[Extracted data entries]

========================================================================

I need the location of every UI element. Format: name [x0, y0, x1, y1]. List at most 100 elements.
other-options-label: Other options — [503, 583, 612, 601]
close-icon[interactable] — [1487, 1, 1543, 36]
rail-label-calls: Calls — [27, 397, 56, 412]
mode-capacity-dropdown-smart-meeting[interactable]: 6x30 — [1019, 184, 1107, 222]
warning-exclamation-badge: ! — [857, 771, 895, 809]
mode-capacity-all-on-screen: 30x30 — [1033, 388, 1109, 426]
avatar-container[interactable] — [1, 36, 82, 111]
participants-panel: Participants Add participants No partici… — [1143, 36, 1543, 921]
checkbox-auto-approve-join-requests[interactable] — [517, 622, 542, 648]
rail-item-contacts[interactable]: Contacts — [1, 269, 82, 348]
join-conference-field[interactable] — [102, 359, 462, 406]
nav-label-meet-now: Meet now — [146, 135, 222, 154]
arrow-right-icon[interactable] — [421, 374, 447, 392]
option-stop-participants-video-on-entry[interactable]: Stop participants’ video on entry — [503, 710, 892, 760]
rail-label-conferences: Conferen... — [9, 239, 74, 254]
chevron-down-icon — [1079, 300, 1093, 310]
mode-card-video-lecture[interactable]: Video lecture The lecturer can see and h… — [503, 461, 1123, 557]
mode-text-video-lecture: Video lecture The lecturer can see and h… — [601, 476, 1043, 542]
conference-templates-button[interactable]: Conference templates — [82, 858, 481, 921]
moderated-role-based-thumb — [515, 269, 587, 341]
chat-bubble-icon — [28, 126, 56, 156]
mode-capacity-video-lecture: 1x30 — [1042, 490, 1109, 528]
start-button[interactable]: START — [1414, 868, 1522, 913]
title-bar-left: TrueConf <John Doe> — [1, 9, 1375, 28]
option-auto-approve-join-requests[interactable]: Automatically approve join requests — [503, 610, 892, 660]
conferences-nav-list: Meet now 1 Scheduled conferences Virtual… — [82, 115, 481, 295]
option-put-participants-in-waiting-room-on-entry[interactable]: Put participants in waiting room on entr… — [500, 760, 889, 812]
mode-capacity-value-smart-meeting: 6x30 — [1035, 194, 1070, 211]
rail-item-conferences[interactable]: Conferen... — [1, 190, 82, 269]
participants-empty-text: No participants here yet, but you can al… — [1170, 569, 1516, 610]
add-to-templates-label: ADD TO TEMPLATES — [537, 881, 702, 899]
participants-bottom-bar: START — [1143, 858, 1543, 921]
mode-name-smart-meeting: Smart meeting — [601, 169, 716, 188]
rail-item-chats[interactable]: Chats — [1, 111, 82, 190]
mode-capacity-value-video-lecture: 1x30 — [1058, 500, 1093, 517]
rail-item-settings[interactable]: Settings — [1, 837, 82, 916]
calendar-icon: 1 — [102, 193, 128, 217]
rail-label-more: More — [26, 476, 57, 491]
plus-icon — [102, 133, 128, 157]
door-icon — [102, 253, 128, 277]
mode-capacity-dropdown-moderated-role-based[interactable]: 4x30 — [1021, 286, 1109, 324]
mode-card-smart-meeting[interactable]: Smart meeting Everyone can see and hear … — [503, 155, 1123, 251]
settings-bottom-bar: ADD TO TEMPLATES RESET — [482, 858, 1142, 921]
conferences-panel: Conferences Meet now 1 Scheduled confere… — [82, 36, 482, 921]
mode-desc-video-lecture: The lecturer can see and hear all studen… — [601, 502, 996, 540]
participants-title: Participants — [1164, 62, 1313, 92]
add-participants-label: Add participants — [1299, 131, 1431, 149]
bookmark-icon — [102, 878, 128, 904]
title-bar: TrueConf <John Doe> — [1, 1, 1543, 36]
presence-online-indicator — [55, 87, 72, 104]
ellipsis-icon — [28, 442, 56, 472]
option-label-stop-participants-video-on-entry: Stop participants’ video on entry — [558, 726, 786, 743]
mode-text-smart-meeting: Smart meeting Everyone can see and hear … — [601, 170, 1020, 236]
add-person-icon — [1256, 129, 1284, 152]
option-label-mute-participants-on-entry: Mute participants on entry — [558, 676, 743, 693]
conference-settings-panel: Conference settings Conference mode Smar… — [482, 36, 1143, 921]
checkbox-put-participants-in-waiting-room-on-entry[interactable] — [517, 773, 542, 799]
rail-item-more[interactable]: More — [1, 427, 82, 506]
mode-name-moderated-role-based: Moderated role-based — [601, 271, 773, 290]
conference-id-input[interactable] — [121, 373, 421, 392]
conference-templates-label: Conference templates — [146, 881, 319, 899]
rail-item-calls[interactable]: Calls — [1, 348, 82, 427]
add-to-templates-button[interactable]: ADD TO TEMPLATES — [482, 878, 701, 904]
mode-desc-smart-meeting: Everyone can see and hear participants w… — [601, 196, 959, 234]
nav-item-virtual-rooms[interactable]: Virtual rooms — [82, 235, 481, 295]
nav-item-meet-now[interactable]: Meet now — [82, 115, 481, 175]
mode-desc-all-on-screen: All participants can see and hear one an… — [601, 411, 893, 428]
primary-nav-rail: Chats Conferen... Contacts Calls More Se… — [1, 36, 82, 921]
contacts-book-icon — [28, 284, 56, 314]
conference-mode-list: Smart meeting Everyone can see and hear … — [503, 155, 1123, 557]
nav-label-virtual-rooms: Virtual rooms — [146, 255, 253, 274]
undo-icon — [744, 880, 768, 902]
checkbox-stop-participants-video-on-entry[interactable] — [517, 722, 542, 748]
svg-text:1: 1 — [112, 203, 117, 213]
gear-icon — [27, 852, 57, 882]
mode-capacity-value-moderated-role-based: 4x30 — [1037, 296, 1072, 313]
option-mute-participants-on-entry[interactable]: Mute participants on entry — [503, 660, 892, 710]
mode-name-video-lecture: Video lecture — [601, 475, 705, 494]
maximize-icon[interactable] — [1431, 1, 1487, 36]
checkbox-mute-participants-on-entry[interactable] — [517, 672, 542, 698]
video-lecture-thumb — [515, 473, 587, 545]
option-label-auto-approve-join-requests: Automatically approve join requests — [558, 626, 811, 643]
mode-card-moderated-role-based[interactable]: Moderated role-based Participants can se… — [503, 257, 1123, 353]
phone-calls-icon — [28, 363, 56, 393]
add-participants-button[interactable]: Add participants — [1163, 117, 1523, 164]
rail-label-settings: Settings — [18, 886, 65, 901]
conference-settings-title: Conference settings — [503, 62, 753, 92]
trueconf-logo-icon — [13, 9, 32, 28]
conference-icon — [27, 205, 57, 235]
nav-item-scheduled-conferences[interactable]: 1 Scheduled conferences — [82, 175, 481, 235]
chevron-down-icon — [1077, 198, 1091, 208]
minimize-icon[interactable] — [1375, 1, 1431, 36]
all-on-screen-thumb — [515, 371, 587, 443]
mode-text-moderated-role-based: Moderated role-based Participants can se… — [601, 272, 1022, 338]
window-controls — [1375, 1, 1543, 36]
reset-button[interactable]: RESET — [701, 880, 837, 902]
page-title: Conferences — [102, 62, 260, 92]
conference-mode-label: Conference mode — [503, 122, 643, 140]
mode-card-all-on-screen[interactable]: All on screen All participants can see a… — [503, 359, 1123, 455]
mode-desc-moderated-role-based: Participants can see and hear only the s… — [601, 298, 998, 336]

========================================================================

Written problem: Edit the material so that every "waiting room" becomes "lobby", leaving all other text untouched.

Correct response:
I need the location of every UI element. Format: name [x0, y0, x1, y1]. List at most 100 elements.
other-options-label: Other options — [503, 583, 612, 601]
close-icon[interactable] — [1487, 1, 1543, 36]
rail-label-calls: Calls — [27, 397, 56, 412]
mode-capacity-dropdown-smart-meeting[interactable]: 6x30 — [1019, 184, 1107, 222]
warning-exclamation-badge: ! — [857, 771, 895, 809]
mode-capacity-all-on-screen: 30x30 — [1033, 388, 1109, 426]
avatar-container[interactable] — [1, 36, 82, 111]
participants-panel: Participants Add participants No partici… — [1143, 36, 1543, 921]
checkbox-auto-approve-join-requests[interactable] — [517, 622, 542, 648]
rail-item-contacts[interactable]: Contacts — [1, 269, 82, 348]
join-conference-field[interactable] — [102, 359, 462, 406]
nav-label-meet-now: Meet now — [146, 135, 222, 154]
arrow-right-icon[interactable] — [421, 374, 447, 392]
option-stop-participants-video-on-entry[interactable]: Stop participants’ video on entry — [503, 710, 892, 760]
rail-label-conferences: Conferen... — [9, 239, 74, 254]
chevron-down-icon — [1079, 300, 1093, 310]
mode-card-video-lecture[interactable]: Video lecture The lecturer can see and h… — [503, 461, 1123, 557]
mode-text-video-lecture: Video lecture The lecturer can see and h… — [601, 476, 1043, 542]
conference-templates-button[interactable]: Conference templates — [82, 858, 481, 921]
moderated-role-based-thumb — [515, 269, 587, 341]
chat-bubble-icon — [28, 126, 56, 156]
mode-capacity-video-lecture: 1x30 — [1042, 490, 1109, 528]
start-button[interactable]: START — [1414, 868, 1522, 913]
title-bar-left: TrueConf <John Doe> — [1, 9, 1375, 28]
option-auto-approve-join-requests[interactable]: Automatically approve join requests — [503, 610, 892, 660]
conferences-nav-list: Meet now 1 Scheduled conferences Virtual… — [82, 115, 481, 295]
option-put-participants-in-waiting-room-on-entry[interactable]: Put participants in lobby on entr… — [500, 760, 889, 812]
mode-capacity-value-smart-meeting: 6x30 — [1035, 194, 1070, 211]
rail-item-conferences[interactable]: Conferen... — [1, 190, 82, 269]
participants-empty-text: No participants here yet, but you can al… — [1170, 569, 1516, 610]
add-to-templates-label: ADD TO TEMPLATES — [537, 881, 702, 899]
participants-bottom-bar: START — [1143, 858, 1543, 921]
mode-name-smart-meeting: Smart meeting — [601, 169, 716, 188]
rail-item-chats[interactable]: Chats — [1, 111, 82, 190]
mode-capacity-value-video-lecture: 1x30 — [1058, 500, 1093, 517]
rail-item-settings[interactable]: Settings — [1, 837, 82, 916]
calendar-icon: 1 — [102, 193, 128, 217]
rail-label-more: More — [26, 476, 57, 491]
plus-icon — [102, 133, 128, 157]
door-icon — [102, 253, 128, 277]
mode-capacity-dropdown-moderated-role-based[interactable]: 4x30 — [1021, 286, 1109, 324]
mode-card-smart-meeting[interactable]: Smart meeting Everyone can see and hear … — [503, 155, 1123, 251]
settings-bottom-bar: ADD TO TEMPLATES RESET — [482, 858, 1142, 921]
conferences-panel: Conferences Meet now 1 Scheduled confere… — [82, 36, 482, 921]
mode-desc-video-lecture: The lecturer can see and hear all studen… — [601, 502, 996, 540]
participants-title: Participants — [1164, 62, 1313, 92]
add-participants-label: Add participants — [1299, 131, 1431, 149]
bookmark-icon — [102, 878, 128, 904]
title-bar: TrueConf <John Doe> — [1, 1, 1543, 36]
presence-online-indicator — [55, 87, 72, 104]
ellipsis-icon — [28, 442, 56, 472]
option-label-stop-participants-video-on-entry: Stop participants’ video on entry — [558, 726, 786, 743]
mode-text-smart-meeting: Smart meeting Everyone can see and hear … — [601, 170, 1020, 236]
add-person-icon — [1256, 129, 1284, 152]
option-label-mute-participants-on-entry: Mute participants on entry — [558, 676, 743, 693]
conference-settings-panel: Conference settings Conference mode Smar… — [482, 36, 1143, 921]
checkbox-put-participants-in-waiting-room-on-entry[interactable] — [517, 773, 542, 799]
rail-item-more[interactable]: More — [1, 427, 82, 506]
mode-name-moderated-role-based: Moderated role-based — [601, 271, 773, 290]
conference-id-input[interactable] — [121, 373, 421, 392]
conference-templates-label: Conference templates — [146, 881, 319, 899]
rail-item-calls[interactable]: Calls — [1, 348, 82, 427]
add-to-templates-button[interactable]: ADD TO TEMPLATES — [482, 878, 701, 904]
mode-desc-smart-meeting: Everyone can see and hear participants w… — [601, 196, 959, 234]
nav-item-virtual-rooms[interactable]: Virtual rooms — [82, 235, 481, 295]
nav-item-meet-now[interactable]: Meet now — [82, 115, 481, 175]
mode-desc-all-on-screen: All participants can see and hear one an… — [601, 411, 893, 428]
primary-nav-rail: Chats Conferen... Contacts Calls More Se… — [1, 36, 82, 921]
contacts-book-icon — [28, 284, 56, 314]
conference-mode-list: Smart meeting Everyone can see and hear … — [503, 155, 1123, 557]
nav-label-virtual-rooms: Virtual rooms — [146, 255, 253, 274]
undo-icon — [744, 880, 768, 902]
checkbox-stop-participants-video-on-entry[interactable] — [517, 722, 542, 748]
svg-text:1: 1 — [112, 203, 117, 213]
gear-icon — [27, 852, 57, 882]
mode-capacity-value-moderated-role-based: 4x30 — [1037, 296, 1072, 313]
option-mute-participants-on-entry[interactable]: Mute participants on entry — [503, 660, 892, 710]
mode-name-video-lecture: Video lecture — [601, 475, 705, 494]
maximize-icon[interactable] — [1431, 1, 1487, 36]
checkbox-mute-participants-on-entry[interactable] — [517, 672, 542, 698]
video-lecture-thumb — [515, 473, 587, 545]
option-label-auto-approve-join-requests: Automatically approve join requests — [558, 626, 811, 643]
mode-card-moderated-role-based[interactable]: Moderated role-based Participants can se… — [503, 257, 1123, 353]
phone-calls-icon — [28, 363, 56, 393]
add-participants-button[interactable]: Add participants — [1163, 117, 1523, 164]
rail-label-settings: Settings — [18, 886, 65, 901]
conference-settings-title: Conference settings — [503, 62, 753, 92]
trueconf-logo-icon — [13, 9, 32, 28]
conference-icon — [27, 205, 57, 235]
nav-item-scheduled-conferences[interactable]: 1 Scheduled conferences — [82, 175, 481, 235]
chevron-down-icon — [1077, 198, 1091, 208]
minimize-icon[interactable] — [1375, 1, 1431, 36]
all-on-screen-thumb — [515, 371, 587, 443]
mode-text-moderated-role-based: Moderated role-based Participants can se… — [601, 272, 1022, 338]
window-controls — [1375, 1, 1543, 36]
reset-button[interactable]: RESET — [701, 880, 837, 902]
page-title: Conferences — [102, 62, 260, 92]
conference-mode-label: Conference mode — [503, 122, 643, 140]
mode-card-all-on-screen[interactable]: All on screen All participants can see a… — [503, 359, 1123, 455]
mode-desc-moderated-role-based: Participants can see and hear only the s… — [601, 298, 998, 336]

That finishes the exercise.